Task objective » From the entries below, pull out each line where "data" appears.

Raw records »
[start]

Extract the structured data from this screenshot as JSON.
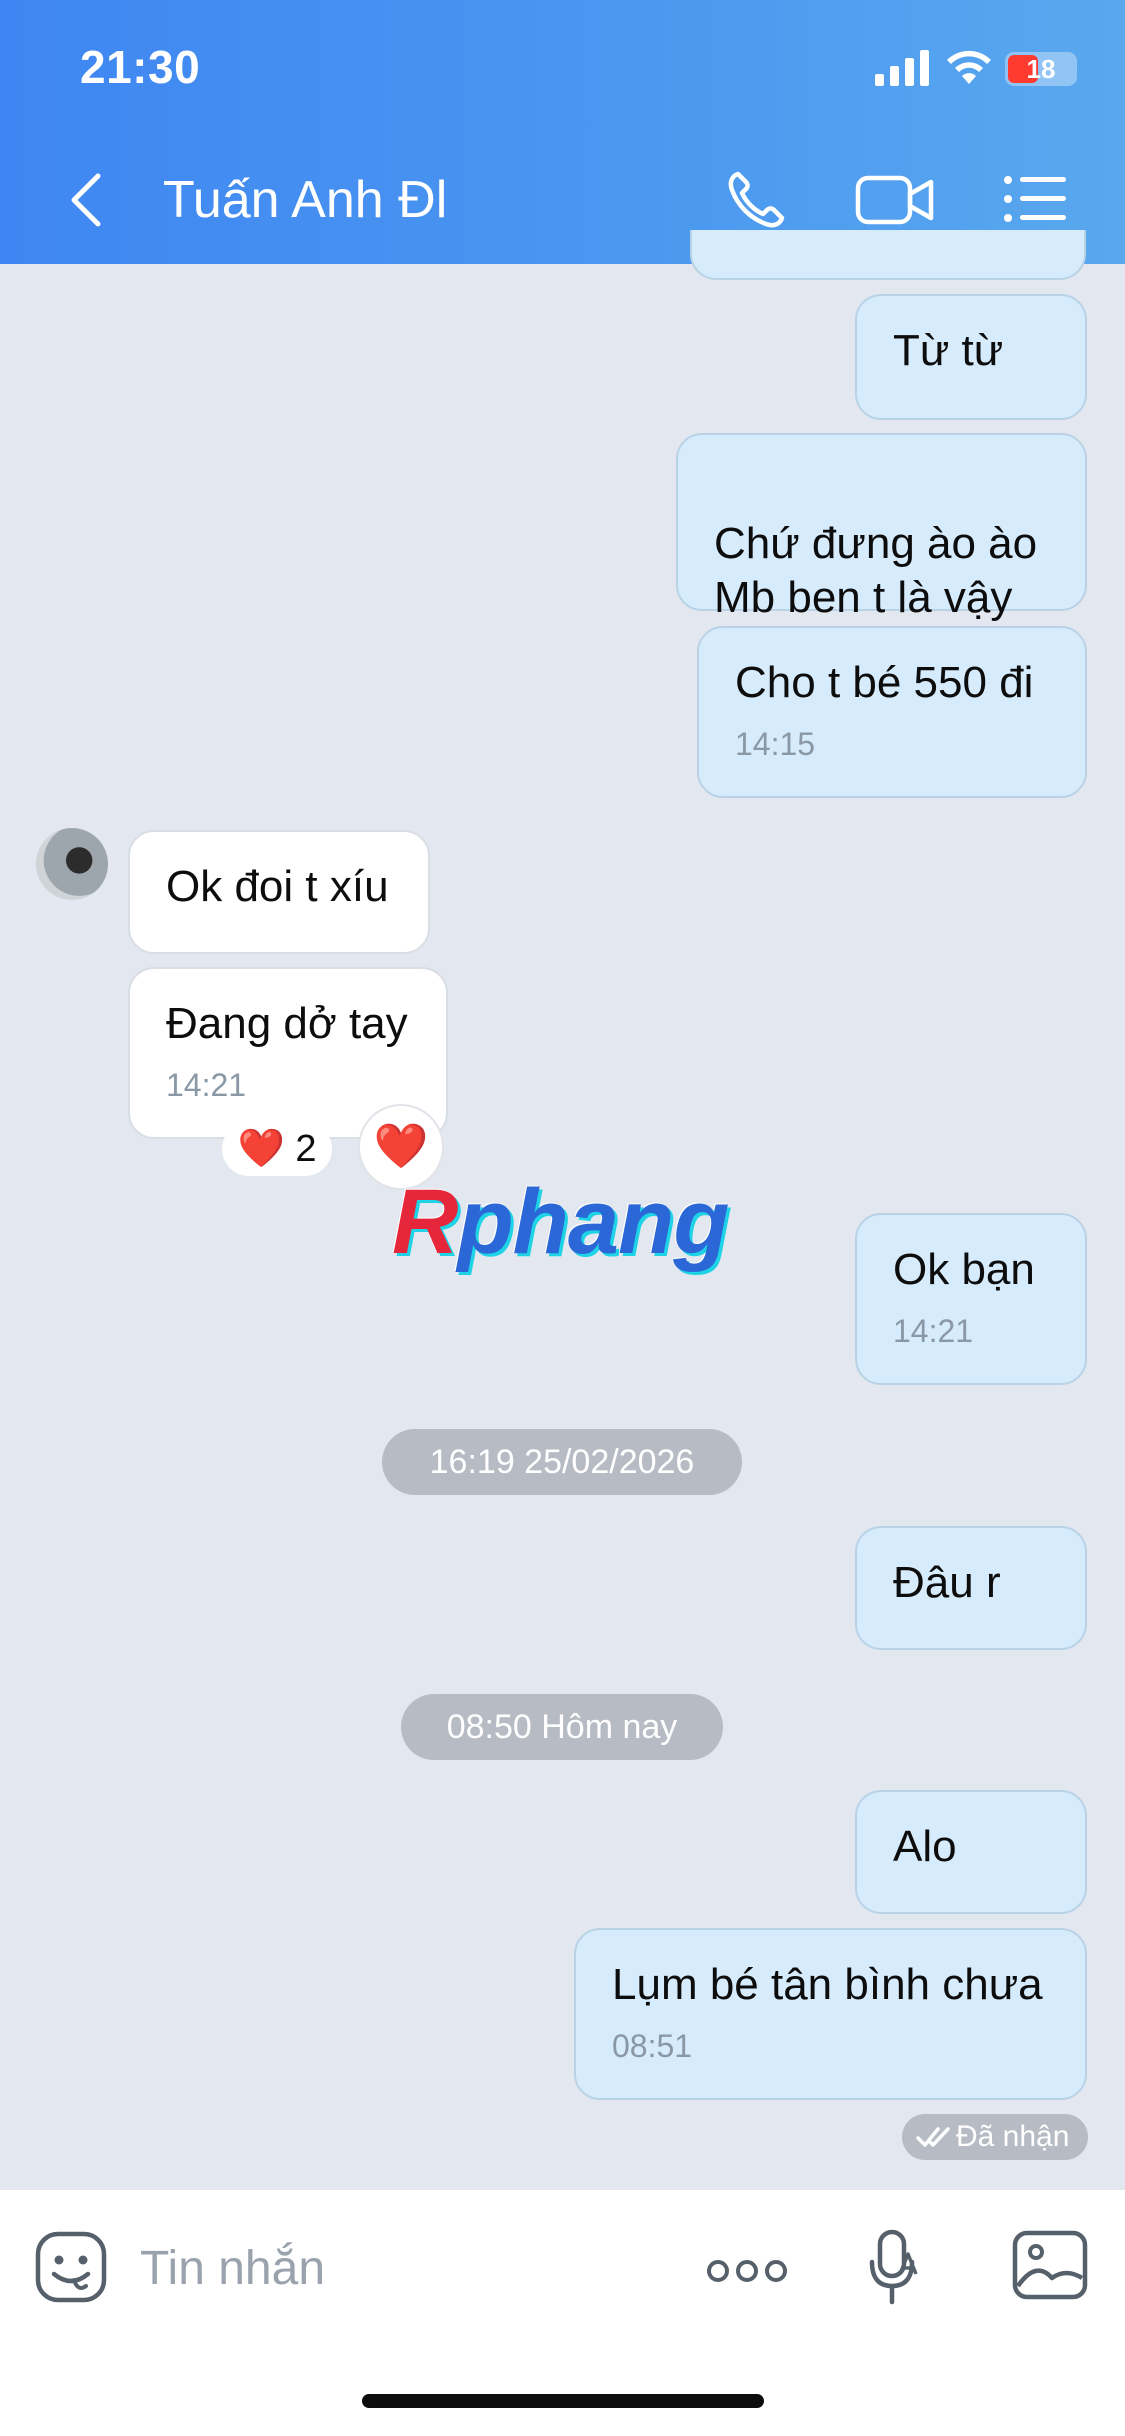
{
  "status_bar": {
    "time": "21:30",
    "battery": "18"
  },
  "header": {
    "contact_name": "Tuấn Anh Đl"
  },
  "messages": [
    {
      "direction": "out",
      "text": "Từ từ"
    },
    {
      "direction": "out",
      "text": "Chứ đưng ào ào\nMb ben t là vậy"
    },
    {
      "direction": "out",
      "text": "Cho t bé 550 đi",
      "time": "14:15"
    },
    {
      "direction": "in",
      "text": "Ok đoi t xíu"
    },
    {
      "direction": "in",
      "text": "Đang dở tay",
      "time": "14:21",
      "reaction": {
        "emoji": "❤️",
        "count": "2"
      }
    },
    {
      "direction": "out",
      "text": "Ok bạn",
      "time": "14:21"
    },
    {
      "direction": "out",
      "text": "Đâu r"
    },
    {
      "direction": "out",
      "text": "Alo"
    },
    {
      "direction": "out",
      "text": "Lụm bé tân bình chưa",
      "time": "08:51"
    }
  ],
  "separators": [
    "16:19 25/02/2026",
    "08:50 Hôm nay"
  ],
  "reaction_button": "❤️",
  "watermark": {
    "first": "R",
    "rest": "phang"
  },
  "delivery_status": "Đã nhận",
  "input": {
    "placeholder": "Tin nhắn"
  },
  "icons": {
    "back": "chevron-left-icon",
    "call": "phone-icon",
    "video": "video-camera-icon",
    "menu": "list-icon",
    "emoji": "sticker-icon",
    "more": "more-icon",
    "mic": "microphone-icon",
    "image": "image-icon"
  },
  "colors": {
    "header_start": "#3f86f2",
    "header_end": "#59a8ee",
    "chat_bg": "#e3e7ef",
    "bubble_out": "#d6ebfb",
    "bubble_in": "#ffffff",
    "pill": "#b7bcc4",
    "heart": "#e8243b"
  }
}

[end]
[start]

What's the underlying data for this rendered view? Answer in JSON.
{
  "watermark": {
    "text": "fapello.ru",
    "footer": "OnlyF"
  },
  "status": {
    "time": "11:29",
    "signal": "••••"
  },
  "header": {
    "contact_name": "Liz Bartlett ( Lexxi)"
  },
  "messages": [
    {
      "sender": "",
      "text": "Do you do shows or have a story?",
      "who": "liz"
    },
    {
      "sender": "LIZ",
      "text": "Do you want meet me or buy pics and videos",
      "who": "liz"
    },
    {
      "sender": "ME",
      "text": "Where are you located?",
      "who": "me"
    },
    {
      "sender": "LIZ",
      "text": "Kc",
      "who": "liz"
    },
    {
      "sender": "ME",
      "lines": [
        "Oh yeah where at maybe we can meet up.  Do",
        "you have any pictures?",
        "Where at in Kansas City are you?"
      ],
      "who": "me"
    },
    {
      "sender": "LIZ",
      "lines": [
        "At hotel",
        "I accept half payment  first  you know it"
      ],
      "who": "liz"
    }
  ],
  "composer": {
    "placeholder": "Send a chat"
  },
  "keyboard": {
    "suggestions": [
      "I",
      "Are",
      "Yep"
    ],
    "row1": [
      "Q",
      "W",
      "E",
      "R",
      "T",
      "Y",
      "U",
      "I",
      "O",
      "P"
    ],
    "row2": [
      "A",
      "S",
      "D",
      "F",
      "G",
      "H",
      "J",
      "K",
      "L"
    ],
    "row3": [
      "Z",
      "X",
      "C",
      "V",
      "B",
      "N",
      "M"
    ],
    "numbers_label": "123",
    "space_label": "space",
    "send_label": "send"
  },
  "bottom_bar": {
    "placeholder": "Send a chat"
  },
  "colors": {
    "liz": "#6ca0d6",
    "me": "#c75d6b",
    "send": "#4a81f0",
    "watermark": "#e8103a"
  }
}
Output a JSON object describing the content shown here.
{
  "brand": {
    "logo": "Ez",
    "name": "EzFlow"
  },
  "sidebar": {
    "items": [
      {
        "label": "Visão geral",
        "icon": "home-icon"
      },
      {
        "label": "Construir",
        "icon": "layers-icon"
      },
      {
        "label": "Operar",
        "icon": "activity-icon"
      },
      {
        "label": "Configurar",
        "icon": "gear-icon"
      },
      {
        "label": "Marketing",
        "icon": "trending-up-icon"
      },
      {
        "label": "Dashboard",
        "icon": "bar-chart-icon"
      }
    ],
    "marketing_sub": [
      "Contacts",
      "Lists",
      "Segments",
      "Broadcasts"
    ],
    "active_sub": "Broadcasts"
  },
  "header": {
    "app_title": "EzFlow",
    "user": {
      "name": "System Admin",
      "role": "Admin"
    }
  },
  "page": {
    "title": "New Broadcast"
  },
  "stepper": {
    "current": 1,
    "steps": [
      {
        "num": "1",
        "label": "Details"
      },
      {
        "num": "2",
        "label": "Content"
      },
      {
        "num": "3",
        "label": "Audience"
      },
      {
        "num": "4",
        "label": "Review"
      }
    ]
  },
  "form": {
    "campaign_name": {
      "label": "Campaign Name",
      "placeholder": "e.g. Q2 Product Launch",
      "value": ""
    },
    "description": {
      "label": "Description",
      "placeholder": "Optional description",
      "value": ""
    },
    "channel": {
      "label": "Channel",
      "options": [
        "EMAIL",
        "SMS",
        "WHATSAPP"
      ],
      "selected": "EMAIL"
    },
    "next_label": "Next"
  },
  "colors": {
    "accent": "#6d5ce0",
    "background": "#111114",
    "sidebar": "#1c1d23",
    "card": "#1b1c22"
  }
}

[end]

Expected output »
Extract the structured data from this screenshot as JSON.
What's the underlying data for this rendered view? Answer in JSON.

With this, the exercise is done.